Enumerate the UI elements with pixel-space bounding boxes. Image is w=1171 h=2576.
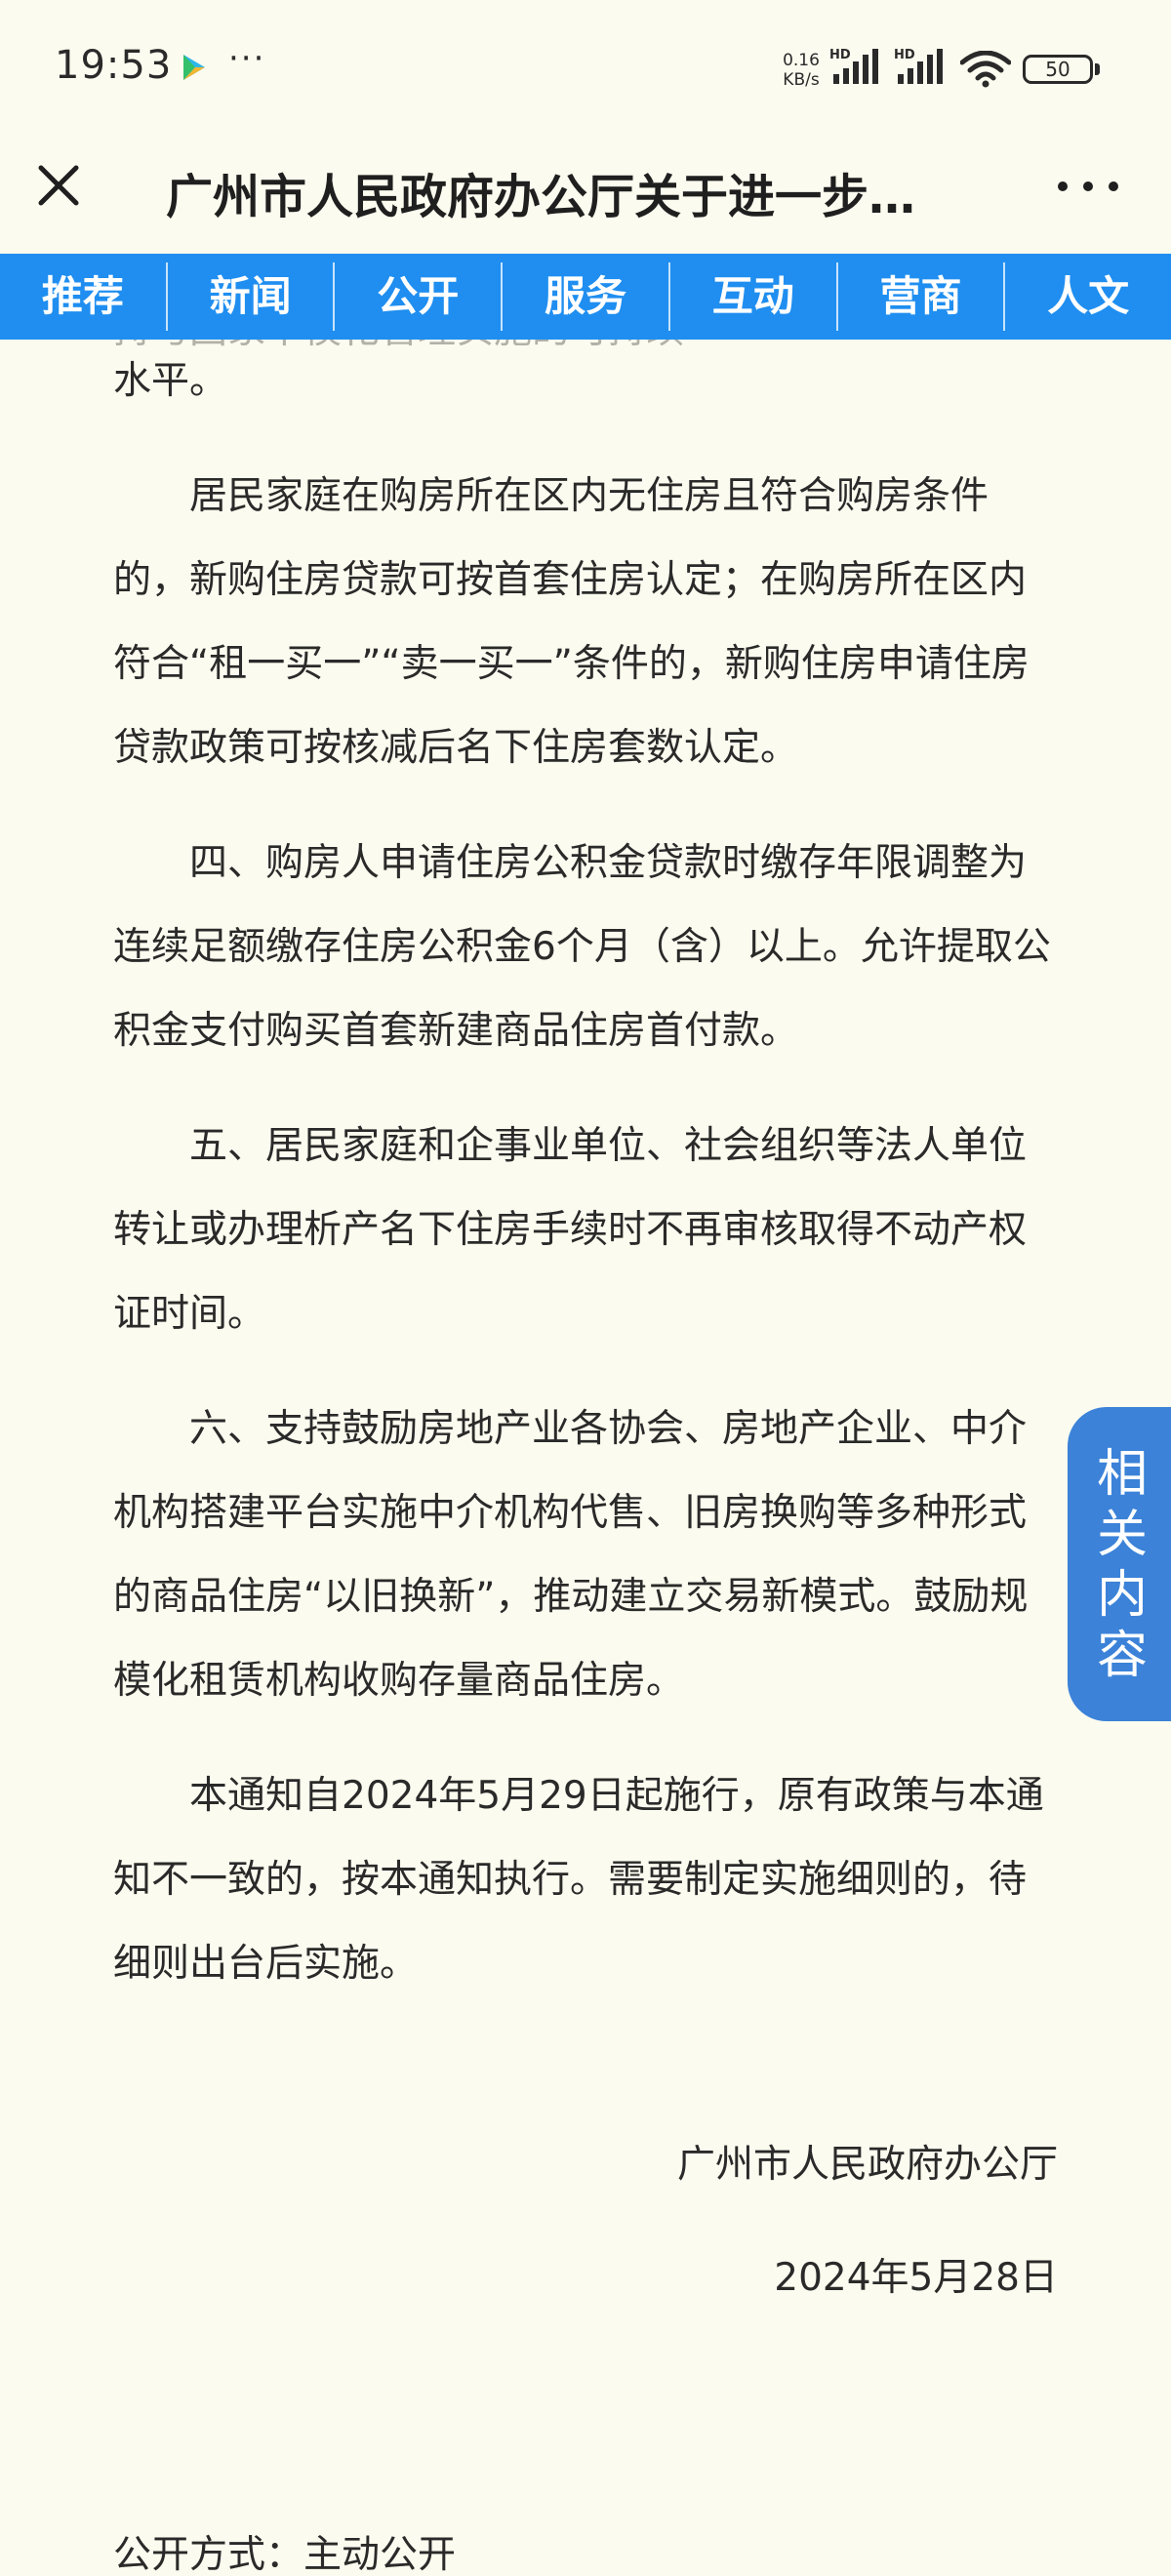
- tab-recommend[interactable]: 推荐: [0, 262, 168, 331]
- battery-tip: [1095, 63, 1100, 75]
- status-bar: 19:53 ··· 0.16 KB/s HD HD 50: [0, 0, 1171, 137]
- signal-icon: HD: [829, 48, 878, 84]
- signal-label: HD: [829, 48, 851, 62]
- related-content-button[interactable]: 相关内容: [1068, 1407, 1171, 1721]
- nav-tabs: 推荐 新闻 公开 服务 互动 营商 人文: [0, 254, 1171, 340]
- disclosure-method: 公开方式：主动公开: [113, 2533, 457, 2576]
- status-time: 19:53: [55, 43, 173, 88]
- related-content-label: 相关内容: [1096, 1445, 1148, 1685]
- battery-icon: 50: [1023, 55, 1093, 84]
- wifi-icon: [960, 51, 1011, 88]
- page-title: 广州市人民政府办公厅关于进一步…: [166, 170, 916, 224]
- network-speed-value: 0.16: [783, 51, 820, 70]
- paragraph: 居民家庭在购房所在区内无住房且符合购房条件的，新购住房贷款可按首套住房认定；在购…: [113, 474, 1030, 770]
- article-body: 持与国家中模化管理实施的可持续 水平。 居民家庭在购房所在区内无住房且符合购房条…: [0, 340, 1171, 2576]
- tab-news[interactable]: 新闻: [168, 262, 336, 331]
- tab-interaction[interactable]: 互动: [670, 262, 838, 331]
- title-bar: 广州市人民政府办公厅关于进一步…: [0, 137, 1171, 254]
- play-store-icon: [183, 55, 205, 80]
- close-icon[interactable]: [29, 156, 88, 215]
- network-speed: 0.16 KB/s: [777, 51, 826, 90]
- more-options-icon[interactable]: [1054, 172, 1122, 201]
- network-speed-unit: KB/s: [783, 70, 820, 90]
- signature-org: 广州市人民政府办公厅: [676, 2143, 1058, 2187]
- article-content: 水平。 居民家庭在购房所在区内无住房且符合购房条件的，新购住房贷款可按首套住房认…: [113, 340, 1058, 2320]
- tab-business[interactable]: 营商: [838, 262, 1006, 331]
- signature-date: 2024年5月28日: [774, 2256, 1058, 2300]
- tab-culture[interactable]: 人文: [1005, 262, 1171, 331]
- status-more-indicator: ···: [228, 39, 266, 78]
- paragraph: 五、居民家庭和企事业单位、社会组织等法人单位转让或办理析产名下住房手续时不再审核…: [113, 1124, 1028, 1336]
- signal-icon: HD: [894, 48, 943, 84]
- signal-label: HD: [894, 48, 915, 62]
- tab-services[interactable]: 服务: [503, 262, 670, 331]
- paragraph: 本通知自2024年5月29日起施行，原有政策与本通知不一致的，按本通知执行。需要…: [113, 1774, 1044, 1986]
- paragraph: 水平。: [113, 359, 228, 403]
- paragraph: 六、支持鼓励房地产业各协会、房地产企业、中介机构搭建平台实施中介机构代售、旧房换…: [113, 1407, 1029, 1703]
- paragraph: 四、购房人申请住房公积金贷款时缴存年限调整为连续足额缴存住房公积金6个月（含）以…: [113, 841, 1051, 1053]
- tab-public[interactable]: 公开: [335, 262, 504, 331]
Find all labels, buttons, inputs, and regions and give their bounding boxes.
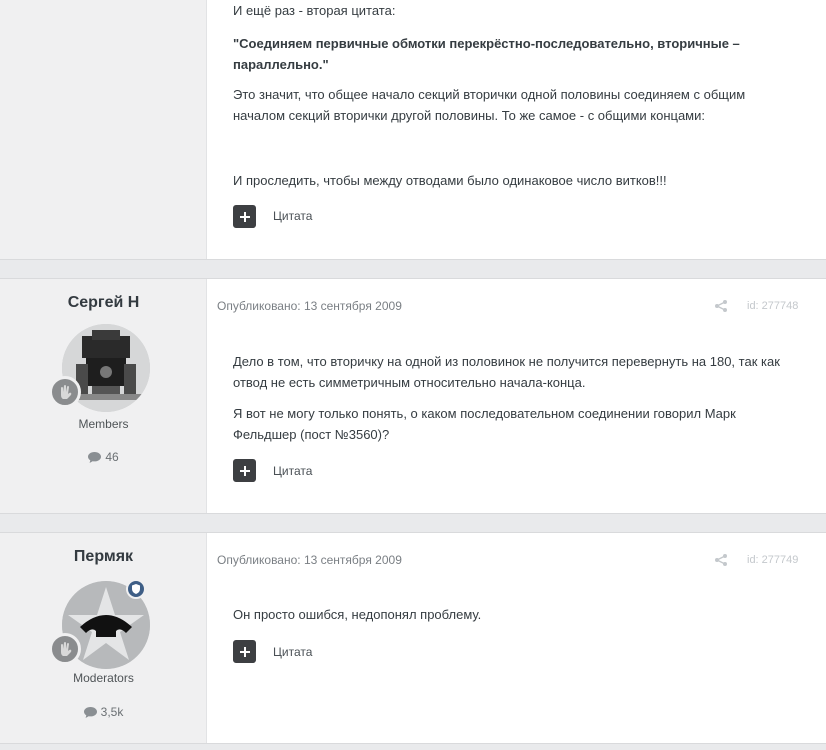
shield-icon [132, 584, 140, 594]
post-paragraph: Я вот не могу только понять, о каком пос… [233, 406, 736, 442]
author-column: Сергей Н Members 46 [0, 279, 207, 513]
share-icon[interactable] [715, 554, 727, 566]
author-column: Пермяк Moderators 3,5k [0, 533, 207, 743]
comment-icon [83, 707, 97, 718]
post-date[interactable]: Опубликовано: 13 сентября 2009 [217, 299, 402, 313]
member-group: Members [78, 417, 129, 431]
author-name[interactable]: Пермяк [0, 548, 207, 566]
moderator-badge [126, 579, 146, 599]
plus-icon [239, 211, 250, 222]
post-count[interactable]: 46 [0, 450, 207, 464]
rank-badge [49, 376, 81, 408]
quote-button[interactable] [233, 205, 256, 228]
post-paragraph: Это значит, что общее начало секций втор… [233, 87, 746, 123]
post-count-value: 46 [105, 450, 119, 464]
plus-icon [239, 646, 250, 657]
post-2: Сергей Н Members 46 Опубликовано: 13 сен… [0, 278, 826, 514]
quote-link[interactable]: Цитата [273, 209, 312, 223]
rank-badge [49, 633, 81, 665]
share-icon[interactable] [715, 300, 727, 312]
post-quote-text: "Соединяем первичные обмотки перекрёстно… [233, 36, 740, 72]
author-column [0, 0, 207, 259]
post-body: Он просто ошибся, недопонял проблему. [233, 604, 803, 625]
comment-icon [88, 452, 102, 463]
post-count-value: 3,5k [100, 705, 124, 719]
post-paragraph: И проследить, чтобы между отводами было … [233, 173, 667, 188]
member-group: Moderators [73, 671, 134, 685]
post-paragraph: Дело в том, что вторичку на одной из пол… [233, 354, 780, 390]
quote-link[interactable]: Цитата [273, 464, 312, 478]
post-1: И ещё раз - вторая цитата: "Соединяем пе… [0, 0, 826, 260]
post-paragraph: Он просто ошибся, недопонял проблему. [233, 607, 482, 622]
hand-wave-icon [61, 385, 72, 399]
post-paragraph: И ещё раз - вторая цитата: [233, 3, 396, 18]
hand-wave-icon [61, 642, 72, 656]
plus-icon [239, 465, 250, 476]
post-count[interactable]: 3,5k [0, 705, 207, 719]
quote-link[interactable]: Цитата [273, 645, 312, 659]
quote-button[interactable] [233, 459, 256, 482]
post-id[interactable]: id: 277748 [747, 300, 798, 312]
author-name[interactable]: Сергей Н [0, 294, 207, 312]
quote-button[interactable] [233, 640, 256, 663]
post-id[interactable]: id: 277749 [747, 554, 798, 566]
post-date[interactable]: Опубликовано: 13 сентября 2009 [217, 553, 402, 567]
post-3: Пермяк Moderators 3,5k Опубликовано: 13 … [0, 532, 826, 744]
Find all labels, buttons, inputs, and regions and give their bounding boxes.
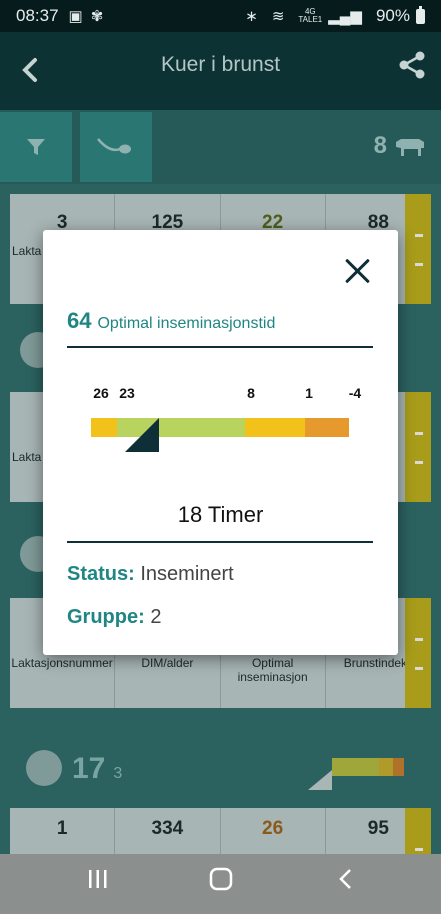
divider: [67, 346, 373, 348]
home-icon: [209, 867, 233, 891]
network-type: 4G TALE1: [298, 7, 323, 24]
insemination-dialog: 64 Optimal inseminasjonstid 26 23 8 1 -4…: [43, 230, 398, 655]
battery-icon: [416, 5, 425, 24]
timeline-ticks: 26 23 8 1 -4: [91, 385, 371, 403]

──────────

Written exercise:
Lay out every line of the listing above as a numbered list, without blank lines and without the pictures.

Exercise result:
1. Enumerate the UI elements with pixel-space bounding boxes. Image is w=1171 h=2576.
2. - tab-recommend[interactable]: 推荐: [0, 262, 168, 331]
3. - battery-tip: [1095, 63, 1100, 75]
4. - status-bar: 19:53 ··· 0.16 KB/s HD HD 50: [0, 0, 1171, 137]
5. - signal-icon: HD: [829, 48, 878, 84]
6. - signal-label: HD: [829, 48, 851, 62]
7. - related-content-button[interactable]: 相关内容: [1068, 1407, 1171, 1721]
8. - nav-tabs: 推荐 新闻 公开 服务 互动 营商 人文: [0, 254, 1171, 340]
9. - disclosure-method: 公开方式：主动公开: [113, 2533, 457, 2576]
10. - status-time: 19:53: [55, 43, 173, 88]
11. - related-content-label: 相关内容: [1096, 1445, 1148, 1685]
12. - battery-icon: 50: [1023, 55, 1093, 84]
13. - wifi-icon: [960, 51, 1011, 88]
14. - page-title: 广州市人民政府办公厅关于进一步…: [166, 170, 916, 224]
15. - network-speed-value: 0.16: [783, 51, 820, 70]
16. - paragraph: 居民家庭在购房所在区内无住房且符合购房条件的，新购住房贷款可按首套住房认定；在购…: [113, 474, 1030, 770]
17. - article-body: 持与国家中模化管理实施的可持续 水平。 居民家庭在购房所在区内无住房且符合购房条…: [0, 340, 1171, 2576]
18. - tab-news[interactable]: 新闻: [168, 262, 336, 331]
19. - tab-interaction[interactable]: 互动: [670, 262, 838, 331]
20. - title-bar: 广州市人民政府办公厅关于进一步…: [0, 137, 1171, 254]
21. - play-store-icon: [183, 55, 205, 80]
22. - close-icon[interactable]: [29, 156, 88, 215]
23. - network-speed: 0.16 KB/s: [777, 51, 826, 90]
24. - more-options-icon[interactable]: [1054, 172, 1122, 201]
25. - network-speed-unit: KB/s: [783, 70, 820, 90]
26. - signature-org: 广州市人民政府办公厅: [676, 2143, 1058, 2187]
27. - article-content: 水平。 居民家庭在购房所在区内无住房且符合购房条件的，新购住房贷款可按首套住房认…: [113, 340, 1058, 2320]
28. - tab-business[interactable]: 营商: [838, 262, 1006, 331]
29. - signature-date: 2024年5月28日: [774, 2256, 1058, 2300]
30. - tab-culture[interactable]: 人文: [1005, 262, 1171, 331]
31. - status-more-indicator: ···: [228, 39, 266, 78]
32. - paragraph: 五、居民家庭和企事业单位、社会组织等法人单位转让或办理析产名下住房手续时不再审核…: [113, 1124, 1028, 1336]
33. - signal-icon: HD: [894, 48, 943, 84]
34. - signal-label: HD: [894, 48, 915, 62]
35. - tab-services[interactable]: 服务: [503, 262, 670, 331]
36. - paragraph: 本通知自2024年5月29日起施行，原有政策与本通知不一致的，按本通知执行。需要…: [113, 1774, 1044, 1986]
37. - paragraph: 水平。: [113, 359, 228, 403]
38. - paragraph: 六、支持鼓励房地产业各协会、房地产企业、中介机构搭建平台实施中介机构代售、旧房换…: [113, 1407, 1029, 1703]
39. - paragraph: 四、购房人申请住房公积金贷款时缴存年限调整为连续足额缴存住房公积金6个月（含）以…: [113, 841, 1051, 1053]
40. - tab-public[interactable]: 公开: [335, 262, 504, 331]
41. Find all labels, buttons, inputs, and regions and give their bounding boxes.
42. shield-icon [132, 584, 140, 594]
43. post-paragraph: Я вот не могу только понять, о каком пос… [233, 406, 736, 442]
44. author-column: Сергей Н Members 46 [0, 279, 207, 513]
45. share-icon[interactable] [715, 554, 727, 566]
46. author-column: Пермяк Moderators 3,5k [0, 533, 207, 743]
47. comment-icon [83, 707, 97, 718]
48. post-date[interactable]: Опубликовано: 13 сентября 2009 [217, 299, 402, 313]
49. member-group: Members [78, 417, 129, 431]
50. author-name[interactable]: Пермяк [0, 548, 207, 566]
51. moderator-badge [126, 579, 146, 599]
52. plus-icon [239, 211, 250, 222]
53. post-count[interactable]: 46 [0, 450, 207, 464]
54. rank-badge [49, 376, 81, 408]
55. quote-button[interactable] [233, 205, 256, 228]
56. post-paragraph: Это значит, что общее начало секций втор… [233, 87, 746, 123]
57. post-count-value: 46 [105, 450, 119, 464]
58. plus-icon [239, 646, 250, 657]
59. post-2: Сергей Н Members 46 Опубликовано: 13 сен… [0, 278, 826, 514]
60. quote-link[interactable]: Цитата [273, 209, 312, 223]
61. rank-badge [49, 633, 81, 665]
62. share-icon[interactable] [715, 300, 727, 312]
63. post-quote-text: "Соединяем первичные обмотки перекрёстно… [233, 36, 740, 72]
64. author-column [0, 0, 207, 259]
65. post-body: Он просто ошибся, недопонял проблему. [233, 604, 803, 625]
66. comment-icon [88, 452, 102, 463]
67. post-count-value: 3,5k [100, 705, 124, 719]
68. post-paragraph: И проследить, чтобы между отводами было … [233, 173, 667, 188]
69. member-group: Moderators [73, 671, 134, 685]
70. post-paragraph: Дело в том, что вторичку на одной из пол… [233, 354, 780, 390]
71. quote-link[interactable]: Цитата [273, 464, 312, 478]
72. post-1: И ещё раз - вторая цитата: "Соединяем пе… [0, 0, 826, 260]
73. post-paragraph: Он просто ошибся, недопонял проблему. [233, 607, 482, 622]
74. hand-wave-icon [61, 385, 72, 399]
75. post-paragraph: И ещё раз - вторая цитата: [233, 3, 396, 18]
76. hand-wave-icon [61, 642, 72, 656]
77. plus-icon [239, 465, 250, 476]
78. post-count[interactable]: 3,5k [0, 705, 207, 719]
79. quote-link[interactable]: Цитата [273, 645, 312, 659]
80. quote-button[interactable] [233, 459, 256, 482]
81. post-id[interactable]: id: 277748 [747, 300, 798, 312]
82. author-name[interactable]: Сергей Н [0, 294, 207, 312]
83. quote-button[interactable] [233, 640, 256, 663]
84. post-id[interactable]: id: 277749 [747, 554, 798, 566]
85. post-date[interactable]: Опубликовано: 13 сентября 2009 [217, 553, 402, 567]
86. post-3: Пермяк Moderators 3,5k Опубликовано: 13 … [0, 532, 826, 744]
87. Find all labels, buttons, inputs, and regions and give their bounding boxes.
88. divider: [67, 346, 373, 348]
89. home-icon: [209, 867, 233, 891]
90. network-type: 4G TALE1: [298, 7, 323, 24]
91. insemination-dialog: 64 Optimal inseminasjonstid 26 23 8 1 -4…: [43, 230, 398, 655]
92. battery-icon: [416, 5, 425, 24]
93. timeline-ticks: 26 23 8 1 -4: [91, 385, 371, 403]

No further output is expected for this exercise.